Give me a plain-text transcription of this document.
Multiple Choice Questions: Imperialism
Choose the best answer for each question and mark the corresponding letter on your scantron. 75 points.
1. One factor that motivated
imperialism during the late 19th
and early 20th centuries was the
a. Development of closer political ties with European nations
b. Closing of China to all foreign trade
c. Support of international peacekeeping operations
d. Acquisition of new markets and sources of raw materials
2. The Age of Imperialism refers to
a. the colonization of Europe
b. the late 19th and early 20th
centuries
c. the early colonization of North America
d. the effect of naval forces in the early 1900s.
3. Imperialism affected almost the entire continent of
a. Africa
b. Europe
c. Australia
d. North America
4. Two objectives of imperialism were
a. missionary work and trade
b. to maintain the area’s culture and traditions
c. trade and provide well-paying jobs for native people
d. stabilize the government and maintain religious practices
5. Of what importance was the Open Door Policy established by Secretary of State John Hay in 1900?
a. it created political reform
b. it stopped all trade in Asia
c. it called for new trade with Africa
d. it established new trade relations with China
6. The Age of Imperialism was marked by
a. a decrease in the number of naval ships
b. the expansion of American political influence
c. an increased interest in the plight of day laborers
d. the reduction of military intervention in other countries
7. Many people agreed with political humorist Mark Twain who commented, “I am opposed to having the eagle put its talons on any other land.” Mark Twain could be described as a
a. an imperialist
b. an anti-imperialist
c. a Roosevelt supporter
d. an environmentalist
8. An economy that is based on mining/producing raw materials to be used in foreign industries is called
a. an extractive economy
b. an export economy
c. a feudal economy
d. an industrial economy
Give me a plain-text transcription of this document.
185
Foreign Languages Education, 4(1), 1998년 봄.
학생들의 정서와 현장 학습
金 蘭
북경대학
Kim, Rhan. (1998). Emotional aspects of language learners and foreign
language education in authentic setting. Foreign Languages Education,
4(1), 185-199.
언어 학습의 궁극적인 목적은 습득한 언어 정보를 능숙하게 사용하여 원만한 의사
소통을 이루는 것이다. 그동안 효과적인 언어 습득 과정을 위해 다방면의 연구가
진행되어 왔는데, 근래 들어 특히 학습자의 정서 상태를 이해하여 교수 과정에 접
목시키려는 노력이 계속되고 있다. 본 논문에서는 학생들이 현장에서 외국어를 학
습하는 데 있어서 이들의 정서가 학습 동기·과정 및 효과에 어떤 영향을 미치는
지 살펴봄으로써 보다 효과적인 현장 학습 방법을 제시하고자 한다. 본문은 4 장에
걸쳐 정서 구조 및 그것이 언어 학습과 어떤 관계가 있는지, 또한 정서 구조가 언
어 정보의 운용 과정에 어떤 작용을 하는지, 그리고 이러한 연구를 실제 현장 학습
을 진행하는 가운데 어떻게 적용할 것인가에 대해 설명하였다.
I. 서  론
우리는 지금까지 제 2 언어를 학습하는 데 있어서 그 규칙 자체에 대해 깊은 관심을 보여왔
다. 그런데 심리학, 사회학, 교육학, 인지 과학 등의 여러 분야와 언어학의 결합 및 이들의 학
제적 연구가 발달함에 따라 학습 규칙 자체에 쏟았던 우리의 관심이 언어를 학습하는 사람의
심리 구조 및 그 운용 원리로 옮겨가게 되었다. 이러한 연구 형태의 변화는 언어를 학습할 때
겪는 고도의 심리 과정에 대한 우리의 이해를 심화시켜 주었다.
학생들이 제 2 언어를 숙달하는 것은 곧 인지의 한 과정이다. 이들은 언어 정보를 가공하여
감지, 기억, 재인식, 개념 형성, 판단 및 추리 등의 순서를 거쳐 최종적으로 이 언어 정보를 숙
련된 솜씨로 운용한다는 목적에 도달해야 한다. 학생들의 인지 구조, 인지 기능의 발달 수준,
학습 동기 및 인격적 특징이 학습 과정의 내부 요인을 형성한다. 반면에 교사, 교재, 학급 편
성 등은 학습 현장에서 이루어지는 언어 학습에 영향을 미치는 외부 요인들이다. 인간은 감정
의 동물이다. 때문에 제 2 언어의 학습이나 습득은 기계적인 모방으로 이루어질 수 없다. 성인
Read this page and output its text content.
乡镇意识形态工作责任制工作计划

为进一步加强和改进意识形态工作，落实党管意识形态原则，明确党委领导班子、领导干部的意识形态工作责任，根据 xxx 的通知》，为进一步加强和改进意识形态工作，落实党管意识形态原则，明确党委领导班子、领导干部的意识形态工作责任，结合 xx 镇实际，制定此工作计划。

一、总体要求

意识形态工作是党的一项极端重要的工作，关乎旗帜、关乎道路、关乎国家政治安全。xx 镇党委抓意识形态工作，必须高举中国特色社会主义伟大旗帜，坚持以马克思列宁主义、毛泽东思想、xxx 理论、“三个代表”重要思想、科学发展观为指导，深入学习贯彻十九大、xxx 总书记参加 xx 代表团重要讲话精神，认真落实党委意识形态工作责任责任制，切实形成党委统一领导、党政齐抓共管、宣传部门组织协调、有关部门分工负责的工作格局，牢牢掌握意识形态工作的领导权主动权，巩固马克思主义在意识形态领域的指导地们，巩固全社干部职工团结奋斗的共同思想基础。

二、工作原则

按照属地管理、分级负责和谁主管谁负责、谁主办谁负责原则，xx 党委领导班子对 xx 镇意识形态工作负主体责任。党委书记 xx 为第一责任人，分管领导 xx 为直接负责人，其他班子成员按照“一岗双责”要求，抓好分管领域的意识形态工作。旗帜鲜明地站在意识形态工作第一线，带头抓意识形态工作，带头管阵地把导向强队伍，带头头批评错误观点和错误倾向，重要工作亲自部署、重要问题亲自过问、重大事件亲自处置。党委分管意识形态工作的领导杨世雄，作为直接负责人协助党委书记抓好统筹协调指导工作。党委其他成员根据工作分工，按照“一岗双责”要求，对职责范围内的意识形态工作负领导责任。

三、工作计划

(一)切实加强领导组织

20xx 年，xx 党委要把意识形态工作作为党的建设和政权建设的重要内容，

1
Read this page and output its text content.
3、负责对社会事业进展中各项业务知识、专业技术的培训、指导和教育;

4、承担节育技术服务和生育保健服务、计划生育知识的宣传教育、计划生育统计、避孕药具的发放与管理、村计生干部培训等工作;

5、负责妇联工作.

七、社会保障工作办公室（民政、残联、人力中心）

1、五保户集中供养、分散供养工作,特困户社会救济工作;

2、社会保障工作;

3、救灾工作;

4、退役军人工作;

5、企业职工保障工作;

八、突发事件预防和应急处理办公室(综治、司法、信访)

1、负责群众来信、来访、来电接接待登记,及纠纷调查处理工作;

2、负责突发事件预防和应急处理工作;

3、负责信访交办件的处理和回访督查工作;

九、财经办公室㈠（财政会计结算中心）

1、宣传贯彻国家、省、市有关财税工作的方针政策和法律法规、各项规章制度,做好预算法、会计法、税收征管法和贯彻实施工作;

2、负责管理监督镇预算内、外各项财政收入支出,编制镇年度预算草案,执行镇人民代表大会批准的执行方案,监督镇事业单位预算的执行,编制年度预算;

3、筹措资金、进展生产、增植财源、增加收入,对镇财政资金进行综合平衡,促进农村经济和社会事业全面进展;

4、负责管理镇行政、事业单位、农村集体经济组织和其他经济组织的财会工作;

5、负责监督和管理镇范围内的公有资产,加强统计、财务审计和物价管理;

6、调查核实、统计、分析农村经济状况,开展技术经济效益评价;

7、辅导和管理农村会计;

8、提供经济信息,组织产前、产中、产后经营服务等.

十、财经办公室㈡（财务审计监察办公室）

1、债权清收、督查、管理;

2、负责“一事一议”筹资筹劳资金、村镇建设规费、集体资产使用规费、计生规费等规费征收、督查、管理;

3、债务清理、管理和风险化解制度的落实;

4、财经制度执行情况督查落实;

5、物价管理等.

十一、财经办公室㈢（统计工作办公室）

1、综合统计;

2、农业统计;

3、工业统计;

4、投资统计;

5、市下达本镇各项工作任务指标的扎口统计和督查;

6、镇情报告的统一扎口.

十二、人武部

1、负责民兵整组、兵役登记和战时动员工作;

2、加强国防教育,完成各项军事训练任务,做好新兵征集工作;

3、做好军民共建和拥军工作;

════

GOAL OF THE EXERCISE ::
From the listing, copy each line containing the word "late".

RIGHT ANSWER ::
imperialism during the late 19th
b. the late 19th and early 20th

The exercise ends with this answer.